**SELECTED TEXT:**
What happens to a music format when most of the audience has abandoned it? Oh, it’s a very common tale. Moribund genres that leap to mind include fusion, disco and folk. Each of these styles still exist, but certainly not in the same form and not with anything close to the same popularity that each once enjoyed-in the mid-1970s for fusion and disco or in the early 1960s for folk.

Part of the decline has to do with labeling. When performers release music today that would have previously fit one of these categories, disco is now called dance music and folk is usually termed alt country. Fusion, or jazz-rock fusion as it was originally known, might fall closer to techno, but of these examples, true fusion music has retreated farthest from the scene.

Titans of fusion themselves signaled its demise years ago, nowhere more significantly than when its leading purveyors Herbie Hancock and Chick Corea teamed up for an extensive acoustic piano tour early in 1978. Asked about his radical change of musical style on The Mike Douglas Show , Corea said, “I had a little talk with my ears and we have decided to go in this direction.”

(Dataset entries)
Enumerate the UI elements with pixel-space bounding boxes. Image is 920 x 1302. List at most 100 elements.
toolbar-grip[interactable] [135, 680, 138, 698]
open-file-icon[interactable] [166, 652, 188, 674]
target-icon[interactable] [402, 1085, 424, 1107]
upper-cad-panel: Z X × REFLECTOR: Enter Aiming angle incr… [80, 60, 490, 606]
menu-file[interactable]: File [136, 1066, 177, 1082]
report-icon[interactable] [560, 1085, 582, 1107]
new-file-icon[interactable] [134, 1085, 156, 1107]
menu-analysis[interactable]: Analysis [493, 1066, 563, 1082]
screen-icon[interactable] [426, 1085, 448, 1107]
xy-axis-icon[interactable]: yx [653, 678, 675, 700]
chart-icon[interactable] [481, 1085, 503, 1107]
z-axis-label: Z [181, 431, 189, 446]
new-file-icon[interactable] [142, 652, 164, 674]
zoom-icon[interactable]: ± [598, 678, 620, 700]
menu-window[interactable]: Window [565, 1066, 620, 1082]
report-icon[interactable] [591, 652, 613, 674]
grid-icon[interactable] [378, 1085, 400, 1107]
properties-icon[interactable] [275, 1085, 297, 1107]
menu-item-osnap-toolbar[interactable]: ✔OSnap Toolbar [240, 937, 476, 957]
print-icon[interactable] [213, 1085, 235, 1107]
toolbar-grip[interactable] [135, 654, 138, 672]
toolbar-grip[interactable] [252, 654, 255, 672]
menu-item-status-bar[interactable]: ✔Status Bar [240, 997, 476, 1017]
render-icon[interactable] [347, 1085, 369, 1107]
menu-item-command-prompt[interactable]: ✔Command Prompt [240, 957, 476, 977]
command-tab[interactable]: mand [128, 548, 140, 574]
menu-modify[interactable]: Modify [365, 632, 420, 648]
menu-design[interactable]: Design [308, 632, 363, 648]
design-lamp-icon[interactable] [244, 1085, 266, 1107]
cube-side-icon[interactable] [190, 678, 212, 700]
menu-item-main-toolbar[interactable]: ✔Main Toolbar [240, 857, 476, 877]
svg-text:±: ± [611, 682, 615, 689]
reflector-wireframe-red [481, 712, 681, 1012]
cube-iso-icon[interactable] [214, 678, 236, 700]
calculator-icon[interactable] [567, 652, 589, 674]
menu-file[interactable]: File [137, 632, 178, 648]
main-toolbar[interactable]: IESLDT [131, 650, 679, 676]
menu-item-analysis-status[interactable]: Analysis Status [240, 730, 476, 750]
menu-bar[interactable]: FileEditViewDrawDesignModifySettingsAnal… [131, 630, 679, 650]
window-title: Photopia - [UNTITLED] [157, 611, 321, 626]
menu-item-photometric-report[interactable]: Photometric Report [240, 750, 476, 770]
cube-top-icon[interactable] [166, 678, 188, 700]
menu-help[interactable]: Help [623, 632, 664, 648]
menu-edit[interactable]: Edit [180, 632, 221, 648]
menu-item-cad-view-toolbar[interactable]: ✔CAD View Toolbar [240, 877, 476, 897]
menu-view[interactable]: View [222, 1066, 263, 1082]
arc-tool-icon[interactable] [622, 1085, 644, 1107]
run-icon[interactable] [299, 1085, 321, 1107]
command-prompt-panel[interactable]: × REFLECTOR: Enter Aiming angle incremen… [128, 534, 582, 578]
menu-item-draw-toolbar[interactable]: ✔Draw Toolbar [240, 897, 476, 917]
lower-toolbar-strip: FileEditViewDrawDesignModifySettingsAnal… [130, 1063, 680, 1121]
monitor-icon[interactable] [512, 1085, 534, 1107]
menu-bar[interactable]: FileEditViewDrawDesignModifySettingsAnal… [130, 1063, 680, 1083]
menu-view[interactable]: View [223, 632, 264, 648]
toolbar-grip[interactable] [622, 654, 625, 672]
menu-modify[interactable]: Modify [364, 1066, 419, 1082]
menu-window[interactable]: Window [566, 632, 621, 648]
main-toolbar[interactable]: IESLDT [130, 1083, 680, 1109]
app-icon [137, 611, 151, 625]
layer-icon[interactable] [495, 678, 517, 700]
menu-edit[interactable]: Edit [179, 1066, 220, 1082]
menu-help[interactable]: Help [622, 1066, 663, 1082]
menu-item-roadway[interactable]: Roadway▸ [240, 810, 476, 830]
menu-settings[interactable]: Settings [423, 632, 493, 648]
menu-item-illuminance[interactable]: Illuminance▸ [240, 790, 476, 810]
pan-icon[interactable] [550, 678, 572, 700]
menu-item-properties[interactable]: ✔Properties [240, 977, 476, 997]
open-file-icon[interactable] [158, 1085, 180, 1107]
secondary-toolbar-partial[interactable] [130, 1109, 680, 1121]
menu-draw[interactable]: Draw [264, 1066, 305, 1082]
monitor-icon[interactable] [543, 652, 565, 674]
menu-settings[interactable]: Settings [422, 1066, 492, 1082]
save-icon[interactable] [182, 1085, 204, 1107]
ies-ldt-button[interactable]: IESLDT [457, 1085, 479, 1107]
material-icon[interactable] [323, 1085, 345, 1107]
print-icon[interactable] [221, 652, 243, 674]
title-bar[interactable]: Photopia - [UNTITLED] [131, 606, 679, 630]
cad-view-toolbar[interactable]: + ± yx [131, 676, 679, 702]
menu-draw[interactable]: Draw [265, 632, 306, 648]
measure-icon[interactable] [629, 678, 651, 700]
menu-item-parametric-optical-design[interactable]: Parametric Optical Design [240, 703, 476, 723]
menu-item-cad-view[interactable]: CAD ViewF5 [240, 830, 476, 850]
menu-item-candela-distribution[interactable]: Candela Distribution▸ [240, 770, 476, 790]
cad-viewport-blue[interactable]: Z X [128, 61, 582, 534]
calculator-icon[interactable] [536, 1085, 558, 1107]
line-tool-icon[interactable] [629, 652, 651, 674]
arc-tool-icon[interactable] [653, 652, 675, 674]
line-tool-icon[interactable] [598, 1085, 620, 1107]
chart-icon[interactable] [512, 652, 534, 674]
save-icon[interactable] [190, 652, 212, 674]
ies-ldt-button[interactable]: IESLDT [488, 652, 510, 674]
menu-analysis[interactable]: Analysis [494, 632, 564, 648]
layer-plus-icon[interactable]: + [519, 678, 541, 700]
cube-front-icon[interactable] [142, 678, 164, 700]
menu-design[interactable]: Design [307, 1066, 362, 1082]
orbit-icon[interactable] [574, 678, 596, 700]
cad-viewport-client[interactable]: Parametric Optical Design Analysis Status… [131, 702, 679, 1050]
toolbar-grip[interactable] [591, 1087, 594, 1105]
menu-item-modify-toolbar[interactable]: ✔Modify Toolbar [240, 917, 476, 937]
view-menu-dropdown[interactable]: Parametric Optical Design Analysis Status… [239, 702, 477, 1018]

**REQUIRED WORK:**
A: According to the passage on fading music genres, why does part of the decline of these genres have to do with labeling?
B: Continue the passage on fading music genres, picking up after its final sentence.

**ANSWERS TO THE PROBLEMS:**
A: Music that performers release today, which would once have fit these categories, goes by other names. What would have been disco is now called dance music, and what would have been folk is usually termed alt country.

B:
Donna Summer’s decision not to record Paul Shaffer’s “It’s Raining Men” in preference to a shift toward the sacred might similarly be seen as a specific point when the disco lights were dimming. The obvious paradigm shift for folk music was Bob Dylan at Newport in 1965, but even without this major event, by the mid-1960s folk releases on both the Vanguard and Elektra labels were not selling in the numbers of just five years before.

Some weeks back David R. Adler published a pair of interesting articles in JazzTimes concerning the state of jazz on the radio. Smooth jazz was the primary focus, with everyone seeming to agree on at least two things: Nobody likes the label smooth jazz and, no matter what it’s called, it is rarely found on the radio these days. Even the genre’s most recognizable name, Kenny G., was candid in his assessment of the public’s limited access to this style of music on the radio and how this has negatively impacted his career.

When radio programmers turn away from a once successful format, can this style of music still said to be popular music? And what becomes of those performers who are ensconced within a genre in remission? Fortunately, many dedicated musicians remain true to their personal love of music, regardless of current styles and industry trends.

Like most of his peers, L.A. keyboard session man Ed Roth cares little for labels. He has just released his eponymous CD Ed Roth on Warrior Records. No matter what genre tag is applied here, this is as solid a set of electric instrumentals as I have heard in a long time. But I did not learn of its release from radio airplay. At a California Transit Authority gig this summer, near the end of a very hot set of originals and reinvigorated Chicago tunes, that group’s original drummer Danny Seraphine introduced his band. He pointed out that his keyboard player/band director Ed Roth had the tune “Summertime” climbing the smooth jazz charts.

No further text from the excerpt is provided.